Directive: Using the data below, copy every line that contains the word "děti".

Stored items
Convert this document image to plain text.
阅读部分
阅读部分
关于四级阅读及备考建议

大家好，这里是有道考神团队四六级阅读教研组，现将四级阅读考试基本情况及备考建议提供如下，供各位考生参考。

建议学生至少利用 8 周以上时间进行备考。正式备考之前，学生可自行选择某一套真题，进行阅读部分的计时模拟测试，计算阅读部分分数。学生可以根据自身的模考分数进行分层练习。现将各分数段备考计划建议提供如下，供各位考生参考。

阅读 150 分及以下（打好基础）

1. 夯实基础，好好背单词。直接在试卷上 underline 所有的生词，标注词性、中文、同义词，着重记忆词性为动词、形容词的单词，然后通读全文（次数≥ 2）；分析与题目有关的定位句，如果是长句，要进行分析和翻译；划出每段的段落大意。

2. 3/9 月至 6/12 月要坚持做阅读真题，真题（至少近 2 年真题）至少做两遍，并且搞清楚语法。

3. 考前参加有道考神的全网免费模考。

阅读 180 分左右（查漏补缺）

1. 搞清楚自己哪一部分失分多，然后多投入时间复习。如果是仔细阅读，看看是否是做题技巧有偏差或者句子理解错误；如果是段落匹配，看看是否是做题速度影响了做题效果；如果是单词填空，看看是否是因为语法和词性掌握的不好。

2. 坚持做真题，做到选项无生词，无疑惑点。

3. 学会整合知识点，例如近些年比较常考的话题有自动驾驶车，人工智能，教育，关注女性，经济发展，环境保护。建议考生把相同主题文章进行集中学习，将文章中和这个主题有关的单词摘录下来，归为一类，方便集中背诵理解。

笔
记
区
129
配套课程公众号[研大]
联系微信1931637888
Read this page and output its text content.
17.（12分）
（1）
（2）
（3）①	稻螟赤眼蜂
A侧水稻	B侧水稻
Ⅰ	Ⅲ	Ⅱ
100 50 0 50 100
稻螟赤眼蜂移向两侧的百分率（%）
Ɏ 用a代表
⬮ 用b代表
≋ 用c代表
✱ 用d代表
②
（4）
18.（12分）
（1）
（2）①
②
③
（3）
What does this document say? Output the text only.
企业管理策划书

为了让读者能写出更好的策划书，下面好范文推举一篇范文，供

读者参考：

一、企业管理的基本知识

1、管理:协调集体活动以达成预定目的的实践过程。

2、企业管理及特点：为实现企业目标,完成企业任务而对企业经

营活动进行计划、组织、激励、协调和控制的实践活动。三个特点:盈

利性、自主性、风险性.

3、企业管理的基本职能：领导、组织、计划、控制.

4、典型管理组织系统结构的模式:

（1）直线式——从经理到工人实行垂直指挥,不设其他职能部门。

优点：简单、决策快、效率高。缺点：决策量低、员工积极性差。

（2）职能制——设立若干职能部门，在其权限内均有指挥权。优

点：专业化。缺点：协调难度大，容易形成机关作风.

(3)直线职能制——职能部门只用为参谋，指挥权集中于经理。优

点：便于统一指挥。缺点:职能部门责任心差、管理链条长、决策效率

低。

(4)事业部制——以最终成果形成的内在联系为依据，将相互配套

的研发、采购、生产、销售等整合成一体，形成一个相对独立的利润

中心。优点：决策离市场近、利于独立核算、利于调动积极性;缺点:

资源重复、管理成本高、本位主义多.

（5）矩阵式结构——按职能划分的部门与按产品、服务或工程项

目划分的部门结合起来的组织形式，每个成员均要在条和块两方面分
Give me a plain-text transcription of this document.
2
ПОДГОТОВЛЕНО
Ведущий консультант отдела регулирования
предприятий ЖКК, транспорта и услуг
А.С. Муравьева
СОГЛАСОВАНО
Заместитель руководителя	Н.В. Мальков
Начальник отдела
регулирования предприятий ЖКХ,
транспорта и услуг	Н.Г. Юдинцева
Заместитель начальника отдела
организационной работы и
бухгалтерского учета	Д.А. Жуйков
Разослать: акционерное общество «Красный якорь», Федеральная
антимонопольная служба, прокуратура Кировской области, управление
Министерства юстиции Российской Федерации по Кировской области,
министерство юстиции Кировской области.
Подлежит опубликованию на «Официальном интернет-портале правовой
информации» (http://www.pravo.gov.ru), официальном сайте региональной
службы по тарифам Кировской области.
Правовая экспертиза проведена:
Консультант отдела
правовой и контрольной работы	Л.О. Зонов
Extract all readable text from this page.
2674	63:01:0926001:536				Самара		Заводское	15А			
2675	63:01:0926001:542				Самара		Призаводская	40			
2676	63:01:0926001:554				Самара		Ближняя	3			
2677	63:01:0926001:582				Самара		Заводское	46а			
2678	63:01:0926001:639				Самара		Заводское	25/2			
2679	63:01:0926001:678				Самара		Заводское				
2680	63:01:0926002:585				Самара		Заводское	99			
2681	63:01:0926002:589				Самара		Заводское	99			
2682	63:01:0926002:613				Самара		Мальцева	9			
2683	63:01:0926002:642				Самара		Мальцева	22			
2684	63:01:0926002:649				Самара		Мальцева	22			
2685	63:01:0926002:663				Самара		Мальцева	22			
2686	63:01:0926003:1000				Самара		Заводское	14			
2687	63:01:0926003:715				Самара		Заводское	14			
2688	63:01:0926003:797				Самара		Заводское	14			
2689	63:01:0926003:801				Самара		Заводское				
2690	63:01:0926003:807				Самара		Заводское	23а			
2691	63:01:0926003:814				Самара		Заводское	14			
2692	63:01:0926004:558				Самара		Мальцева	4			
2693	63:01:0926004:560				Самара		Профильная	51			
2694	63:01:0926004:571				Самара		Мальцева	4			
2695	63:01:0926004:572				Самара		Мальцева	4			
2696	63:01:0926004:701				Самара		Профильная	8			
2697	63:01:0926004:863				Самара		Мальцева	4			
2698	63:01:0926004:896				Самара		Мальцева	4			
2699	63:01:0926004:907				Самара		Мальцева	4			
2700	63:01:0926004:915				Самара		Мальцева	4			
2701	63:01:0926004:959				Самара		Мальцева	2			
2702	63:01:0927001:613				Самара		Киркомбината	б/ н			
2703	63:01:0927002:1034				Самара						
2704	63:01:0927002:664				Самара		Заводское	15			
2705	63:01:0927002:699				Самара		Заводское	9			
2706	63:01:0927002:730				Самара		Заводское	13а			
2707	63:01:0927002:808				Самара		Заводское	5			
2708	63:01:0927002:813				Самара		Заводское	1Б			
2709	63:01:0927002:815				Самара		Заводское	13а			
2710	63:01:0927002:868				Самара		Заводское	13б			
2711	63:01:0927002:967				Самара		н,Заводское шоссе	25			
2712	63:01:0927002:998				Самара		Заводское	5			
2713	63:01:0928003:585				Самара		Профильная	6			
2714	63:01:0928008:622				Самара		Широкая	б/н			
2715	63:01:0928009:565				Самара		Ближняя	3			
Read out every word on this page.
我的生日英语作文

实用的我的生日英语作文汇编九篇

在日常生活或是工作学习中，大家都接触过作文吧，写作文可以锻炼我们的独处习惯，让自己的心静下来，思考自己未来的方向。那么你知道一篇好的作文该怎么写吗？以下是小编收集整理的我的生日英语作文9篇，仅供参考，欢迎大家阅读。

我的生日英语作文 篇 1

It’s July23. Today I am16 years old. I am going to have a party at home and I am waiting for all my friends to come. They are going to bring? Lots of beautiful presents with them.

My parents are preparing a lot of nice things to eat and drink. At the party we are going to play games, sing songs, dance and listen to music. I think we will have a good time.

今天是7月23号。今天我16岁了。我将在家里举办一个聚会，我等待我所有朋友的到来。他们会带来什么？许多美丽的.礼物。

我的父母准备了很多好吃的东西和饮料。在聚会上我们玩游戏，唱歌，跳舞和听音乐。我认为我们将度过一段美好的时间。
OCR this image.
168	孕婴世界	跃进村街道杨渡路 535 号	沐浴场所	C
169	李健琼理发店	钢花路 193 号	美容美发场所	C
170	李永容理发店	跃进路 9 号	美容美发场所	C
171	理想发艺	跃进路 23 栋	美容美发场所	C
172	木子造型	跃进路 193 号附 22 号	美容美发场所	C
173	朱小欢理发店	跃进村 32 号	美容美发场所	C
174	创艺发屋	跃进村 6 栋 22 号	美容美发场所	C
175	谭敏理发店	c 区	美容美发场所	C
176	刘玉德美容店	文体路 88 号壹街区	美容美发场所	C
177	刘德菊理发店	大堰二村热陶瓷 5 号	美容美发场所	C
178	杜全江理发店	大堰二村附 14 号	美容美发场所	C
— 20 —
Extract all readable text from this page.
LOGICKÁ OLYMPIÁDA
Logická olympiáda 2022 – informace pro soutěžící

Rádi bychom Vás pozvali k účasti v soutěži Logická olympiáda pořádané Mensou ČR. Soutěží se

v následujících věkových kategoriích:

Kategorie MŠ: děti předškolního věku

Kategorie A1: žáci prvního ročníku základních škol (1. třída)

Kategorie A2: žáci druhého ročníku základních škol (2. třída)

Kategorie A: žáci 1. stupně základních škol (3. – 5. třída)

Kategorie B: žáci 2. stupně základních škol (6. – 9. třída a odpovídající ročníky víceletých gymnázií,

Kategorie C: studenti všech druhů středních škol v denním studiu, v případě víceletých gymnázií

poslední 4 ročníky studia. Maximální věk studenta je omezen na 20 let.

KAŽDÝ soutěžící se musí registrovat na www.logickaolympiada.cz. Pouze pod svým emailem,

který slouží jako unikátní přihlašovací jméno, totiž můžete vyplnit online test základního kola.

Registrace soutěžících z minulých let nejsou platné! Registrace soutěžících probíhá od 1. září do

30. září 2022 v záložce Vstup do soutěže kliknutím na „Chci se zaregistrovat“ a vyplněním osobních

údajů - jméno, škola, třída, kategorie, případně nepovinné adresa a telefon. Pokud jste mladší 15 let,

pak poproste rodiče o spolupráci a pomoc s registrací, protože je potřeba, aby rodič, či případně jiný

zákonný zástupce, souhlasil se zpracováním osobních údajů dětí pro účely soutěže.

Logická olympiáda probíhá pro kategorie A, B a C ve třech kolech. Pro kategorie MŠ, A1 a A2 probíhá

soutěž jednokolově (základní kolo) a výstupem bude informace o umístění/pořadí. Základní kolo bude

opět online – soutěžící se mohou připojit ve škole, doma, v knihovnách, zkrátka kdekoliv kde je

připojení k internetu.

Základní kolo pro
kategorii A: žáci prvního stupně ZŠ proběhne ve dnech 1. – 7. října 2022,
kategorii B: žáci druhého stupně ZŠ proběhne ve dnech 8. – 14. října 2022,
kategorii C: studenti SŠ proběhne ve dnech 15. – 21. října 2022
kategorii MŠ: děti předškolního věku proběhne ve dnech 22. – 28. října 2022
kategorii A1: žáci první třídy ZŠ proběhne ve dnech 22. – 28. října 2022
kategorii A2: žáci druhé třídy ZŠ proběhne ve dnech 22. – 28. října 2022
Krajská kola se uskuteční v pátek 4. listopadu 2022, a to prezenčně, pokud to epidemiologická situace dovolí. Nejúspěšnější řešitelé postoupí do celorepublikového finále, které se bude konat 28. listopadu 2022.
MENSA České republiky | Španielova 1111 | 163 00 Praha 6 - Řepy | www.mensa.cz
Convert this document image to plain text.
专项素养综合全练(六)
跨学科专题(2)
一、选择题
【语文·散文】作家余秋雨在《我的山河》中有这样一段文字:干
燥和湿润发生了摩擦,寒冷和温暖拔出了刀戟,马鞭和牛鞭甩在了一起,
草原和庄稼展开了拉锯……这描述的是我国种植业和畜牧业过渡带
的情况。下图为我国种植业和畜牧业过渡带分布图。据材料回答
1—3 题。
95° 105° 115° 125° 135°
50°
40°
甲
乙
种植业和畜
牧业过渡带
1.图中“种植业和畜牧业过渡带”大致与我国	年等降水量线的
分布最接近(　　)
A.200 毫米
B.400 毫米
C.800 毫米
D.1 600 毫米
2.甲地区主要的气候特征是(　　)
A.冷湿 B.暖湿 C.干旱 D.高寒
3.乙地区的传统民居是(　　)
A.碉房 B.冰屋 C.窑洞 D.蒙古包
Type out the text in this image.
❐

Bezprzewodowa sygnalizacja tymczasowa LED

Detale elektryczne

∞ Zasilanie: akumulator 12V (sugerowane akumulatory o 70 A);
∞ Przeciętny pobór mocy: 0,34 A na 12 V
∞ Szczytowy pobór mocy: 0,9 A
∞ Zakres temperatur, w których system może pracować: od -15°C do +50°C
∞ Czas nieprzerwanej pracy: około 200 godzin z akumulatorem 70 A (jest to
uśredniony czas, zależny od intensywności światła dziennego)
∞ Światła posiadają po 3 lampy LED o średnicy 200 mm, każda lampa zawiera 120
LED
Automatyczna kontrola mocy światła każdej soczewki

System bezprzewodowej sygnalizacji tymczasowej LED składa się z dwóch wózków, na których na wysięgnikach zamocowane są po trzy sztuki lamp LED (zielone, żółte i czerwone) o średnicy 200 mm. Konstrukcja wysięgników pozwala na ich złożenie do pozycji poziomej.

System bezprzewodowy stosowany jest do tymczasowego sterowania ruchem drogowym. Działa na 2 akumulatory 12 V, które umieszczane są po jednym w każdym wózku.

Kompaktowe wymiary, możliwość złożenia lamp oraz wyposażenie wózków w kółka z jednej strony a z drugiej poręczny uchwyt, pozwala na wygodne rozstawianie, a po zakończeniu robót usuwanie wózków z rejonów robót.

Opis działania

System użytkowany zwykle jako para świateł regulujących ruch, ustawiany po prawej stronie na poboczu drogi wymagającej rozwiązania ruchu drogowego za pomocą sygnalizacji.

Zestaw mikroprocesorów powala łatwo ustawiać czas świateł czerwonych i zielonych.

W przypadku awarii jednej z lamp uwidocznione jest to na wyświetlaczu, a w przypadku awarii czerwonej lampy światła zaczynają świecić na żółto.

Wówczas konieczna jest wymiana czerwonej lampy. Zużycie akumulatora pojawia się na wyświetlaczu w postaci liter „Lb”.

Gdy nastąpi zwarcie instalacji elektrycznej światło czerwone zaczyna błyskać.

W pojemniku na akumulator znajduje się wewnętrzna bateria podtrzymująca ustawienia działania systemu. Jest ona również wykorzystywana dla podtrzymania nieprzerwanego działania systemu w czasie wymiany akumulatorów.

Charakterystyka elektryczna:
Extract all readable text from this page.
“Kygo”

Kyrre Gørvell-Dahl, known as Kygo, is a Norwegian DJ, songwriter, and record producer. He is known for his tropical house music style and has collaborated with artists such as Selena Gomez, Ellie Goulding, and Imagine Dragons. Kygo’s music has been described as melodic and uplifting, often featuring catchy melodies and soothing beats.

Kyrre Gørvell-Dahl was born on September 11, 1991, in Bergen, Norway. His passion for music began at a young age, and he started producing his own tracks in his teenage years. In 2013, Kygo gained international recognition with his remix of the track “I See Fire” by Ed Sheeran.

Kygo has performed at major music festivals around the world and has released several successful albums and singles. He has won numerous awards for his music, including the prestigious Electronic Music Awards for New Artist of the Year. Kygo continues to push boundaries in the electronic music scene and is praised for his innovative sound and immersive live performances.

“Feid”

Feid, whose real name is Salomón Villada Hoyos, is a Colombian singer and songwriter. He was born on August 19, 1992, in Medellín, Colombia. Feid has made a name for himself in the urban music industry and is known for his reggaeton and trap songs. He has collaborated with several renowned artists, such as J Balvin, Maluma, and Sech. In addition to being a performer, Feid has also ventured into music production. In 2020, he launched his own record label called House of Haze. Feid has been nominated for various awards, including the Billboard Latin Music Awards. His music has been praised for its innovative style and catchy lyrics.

Task answer:
Kategorie MŠ: děti předškolního věku
kategorii MŠ: děti předškolního věku proběhne ve dnech 22. – 28. října 2022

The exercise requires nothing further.